**Data items**
- - - - -

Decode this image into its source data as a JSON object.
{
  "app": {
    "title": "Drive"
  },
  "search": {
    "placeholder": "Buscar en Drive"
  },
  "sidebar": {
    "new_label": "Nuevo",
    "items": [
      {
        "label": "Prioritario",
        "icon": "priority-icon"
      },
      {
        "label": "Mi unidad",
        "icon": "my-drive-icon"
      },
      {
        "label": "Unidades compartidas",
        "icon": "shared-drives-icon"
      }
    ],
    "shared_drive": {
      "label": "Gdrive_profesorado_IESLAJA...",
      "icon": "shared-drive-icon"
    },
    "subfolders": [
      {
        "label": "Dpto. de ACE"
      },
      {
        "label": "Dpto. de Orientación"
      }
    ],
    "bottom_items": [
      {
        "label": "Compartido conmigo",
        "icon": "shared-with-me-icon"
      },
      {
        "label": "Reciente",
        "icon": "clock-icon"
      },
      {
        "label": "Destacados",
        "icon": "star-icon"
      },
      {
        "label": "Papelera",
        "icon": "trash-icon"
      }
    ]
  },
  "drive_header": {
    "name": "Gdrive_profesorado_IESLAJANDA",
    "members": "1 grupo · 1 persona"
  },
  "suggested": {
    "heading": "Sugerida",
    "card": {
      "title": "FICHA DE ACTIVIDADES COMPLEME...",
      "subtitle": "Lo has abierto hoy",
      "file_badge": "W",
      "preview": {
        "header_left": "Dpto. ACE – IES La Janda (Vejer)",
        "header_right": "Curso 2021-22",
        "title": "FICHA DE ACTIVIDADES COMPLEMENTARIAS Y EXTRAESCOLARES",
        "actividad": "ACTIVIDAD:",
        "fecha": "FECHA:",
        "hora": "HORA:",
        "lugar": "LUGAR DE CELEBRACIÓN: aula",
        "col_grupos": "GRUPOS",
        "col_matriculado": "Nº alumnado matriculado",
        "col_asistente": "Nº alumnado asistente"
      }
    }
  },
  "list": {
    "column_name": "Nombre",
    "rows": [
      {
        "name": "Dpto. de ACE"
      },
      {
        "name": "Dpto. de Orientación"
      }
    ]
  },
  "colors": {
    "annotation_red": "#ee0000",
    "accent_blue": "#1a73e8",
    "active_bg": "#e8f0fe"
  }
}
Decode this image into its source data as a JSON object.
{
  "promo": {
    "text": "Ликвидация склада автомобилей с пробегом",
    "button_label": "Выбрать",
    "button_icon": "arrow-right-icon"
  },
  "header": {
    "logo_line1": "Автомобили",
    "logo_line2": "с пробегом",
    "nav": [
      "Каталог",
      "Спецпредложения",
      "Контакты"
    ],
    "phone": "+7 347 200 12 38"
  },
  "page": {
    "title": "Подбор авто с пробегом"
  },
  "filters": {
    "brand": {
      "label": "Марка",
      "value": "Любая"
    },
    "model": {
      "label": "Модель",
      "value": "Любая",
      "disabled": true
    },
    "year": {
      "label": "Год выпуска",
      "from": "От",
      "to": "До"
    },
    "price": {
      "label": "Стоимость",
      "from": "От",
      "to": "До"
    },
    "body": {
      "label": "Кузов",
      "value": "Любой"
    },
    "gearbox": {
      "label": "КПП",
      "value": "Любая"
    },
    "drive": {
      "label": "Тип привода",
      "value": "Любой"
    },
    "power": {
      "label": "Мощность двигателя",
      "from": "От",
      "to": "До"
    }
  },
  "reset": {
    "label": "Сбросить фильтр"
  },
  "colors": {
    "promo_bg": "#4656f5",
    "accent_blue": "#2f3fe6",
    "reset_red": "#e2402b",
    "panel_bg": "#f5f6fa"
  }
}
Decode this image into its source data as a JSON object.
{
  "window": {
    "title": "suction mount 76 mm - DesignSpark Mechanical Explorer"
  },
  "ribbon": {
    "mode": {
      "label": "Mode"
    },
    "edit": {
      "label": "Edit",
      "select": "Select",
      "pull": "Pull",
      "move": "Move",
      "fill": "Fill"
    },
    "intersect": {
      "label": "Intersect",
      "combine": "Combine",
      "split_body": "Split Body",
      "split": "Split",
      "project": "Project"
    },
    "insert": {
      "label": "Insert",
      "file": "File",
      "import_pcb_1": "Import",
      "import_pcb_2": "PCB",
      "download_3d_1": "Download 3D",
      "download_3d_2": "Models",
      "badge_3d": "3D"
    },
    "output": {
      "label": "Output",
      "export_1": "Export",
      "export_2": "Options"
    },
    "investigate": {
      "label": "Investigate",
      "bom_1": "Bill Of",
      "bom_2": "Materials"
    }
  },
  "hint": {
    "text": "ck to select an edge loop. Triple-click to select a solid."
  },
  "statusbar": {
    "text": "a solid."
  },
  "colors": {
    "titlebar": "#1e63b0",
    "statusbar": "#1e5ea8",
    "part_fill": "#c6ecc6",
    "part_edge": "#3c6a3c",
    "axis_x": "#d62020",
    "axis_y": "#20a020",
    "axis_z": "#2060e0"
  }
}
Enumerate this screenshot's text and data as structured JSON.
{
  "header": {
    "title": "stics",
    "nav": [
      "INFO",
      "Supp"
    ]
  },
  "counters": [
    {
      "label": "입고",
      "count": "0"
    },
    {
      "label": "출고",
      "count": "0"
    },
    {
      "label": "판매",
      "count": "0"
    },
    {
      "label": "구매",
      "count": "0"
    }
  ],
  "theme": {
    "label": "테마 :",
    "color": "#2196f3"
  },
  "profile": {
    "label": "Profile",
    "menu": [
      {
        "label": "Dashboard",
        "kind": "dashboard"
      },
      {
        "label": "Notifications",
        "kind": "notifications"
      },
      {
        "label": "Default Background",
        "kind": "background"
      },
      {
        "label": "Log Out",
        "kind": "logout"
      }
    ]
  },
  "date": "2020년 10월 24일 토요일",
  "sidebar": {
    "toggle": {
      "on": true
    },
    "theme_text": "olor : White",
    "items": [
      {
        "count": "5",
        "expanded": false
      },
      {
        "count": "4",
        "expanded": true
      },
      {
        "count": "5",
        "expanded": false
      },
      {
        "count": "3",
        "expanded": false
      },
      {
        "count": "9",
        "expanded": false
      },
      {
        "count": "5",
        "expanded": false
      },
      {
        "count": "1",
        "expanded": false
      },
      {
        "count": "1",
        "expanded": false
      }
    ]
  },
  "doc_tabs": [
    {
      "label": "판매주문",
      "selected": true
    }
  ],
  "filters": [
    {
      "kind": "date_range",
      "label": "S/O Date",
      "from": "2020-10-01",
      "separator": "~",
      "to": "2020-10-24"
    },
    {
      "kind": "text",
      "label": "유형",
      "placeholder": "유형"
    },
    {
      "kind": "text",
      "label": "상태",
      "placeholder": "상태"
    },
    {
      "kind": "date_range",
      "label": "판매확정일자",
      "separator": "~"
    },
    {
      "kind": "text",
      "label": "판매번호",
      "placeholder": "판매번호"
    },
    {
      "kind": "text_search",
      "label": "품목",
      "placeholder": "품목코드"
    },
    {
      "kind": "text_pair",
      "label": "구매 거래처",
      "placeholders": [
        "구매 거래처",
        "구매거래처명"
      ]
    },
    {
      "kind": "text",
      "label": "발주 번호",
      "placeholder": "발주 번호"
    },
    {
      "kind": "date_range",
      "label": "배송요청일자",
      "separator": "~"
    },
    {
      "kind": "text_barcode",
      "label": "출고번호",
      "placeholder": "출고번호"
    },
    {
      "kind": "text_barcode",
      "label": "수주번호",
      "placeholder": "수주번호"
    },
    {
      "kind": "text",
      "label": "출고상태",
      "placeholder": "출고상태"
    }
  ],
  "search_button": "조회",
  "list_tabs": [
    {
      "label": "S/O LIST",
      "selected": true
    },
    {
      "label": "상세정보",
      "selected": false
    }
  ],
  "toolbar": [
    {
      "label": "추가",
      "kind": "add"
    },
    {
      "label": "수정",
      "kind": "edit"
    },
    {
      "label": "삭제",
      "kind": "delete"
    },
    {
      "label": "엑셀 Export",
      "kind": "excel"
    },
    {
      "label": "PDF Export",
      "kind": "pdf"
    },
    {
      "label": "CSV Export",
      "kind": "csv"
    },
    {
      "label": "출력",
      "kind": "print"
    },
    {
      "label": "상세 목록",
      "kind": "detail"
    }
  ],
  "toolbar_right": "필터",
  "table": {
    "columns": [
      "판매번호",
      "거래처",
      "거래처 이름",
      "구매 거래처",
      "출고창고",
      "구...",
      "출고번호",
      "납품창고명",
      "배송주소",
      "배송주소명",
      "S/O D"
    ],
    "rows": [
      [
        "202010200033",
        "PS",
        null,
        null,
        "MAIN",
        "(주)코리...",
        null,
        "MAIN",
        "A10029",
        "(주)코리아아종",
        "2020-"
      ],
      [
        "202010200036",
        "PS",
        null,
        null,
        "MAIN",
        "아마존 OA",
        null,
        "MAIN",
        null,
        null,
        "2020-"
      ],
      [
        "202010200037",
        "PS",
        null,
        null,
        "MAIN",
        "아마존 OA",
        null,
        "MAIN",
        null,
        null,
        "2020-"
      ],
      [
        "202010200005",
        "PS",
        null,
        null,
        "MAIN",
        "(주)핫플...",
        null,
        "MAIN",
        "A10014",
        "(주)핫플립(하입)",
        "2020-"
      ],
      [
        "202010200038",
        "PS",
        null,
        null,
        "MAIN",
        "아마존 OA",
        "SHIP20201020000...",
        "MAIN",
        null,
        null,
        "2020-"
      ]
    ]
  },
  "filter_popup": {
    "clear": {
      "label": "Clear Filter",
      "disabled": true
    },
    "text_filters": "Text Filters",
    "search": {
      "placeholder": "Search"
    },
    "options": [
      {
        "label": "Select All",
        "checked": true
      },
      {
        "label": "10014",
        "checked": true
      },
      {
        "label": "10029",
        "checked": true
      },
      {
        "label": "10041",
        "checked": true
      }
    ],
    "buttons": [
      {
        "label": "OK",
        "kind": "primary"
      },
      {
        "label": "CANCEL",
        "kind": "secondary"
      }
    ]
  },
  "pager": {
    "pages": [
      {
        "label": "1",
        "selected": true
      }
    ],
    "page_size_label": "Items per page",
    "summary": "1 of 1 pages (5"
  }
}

- - - - -

**Task details**
Select all lines with the word "ACTIVIDADES" from the entries above.

**The reply**
      "title": "FICHA DE ACTIVIDADES COMPLEME...",
        "title": "FICHA DE ACTIVIDADES COMPLEMENTARIAS Y EXTRAESCOLARES",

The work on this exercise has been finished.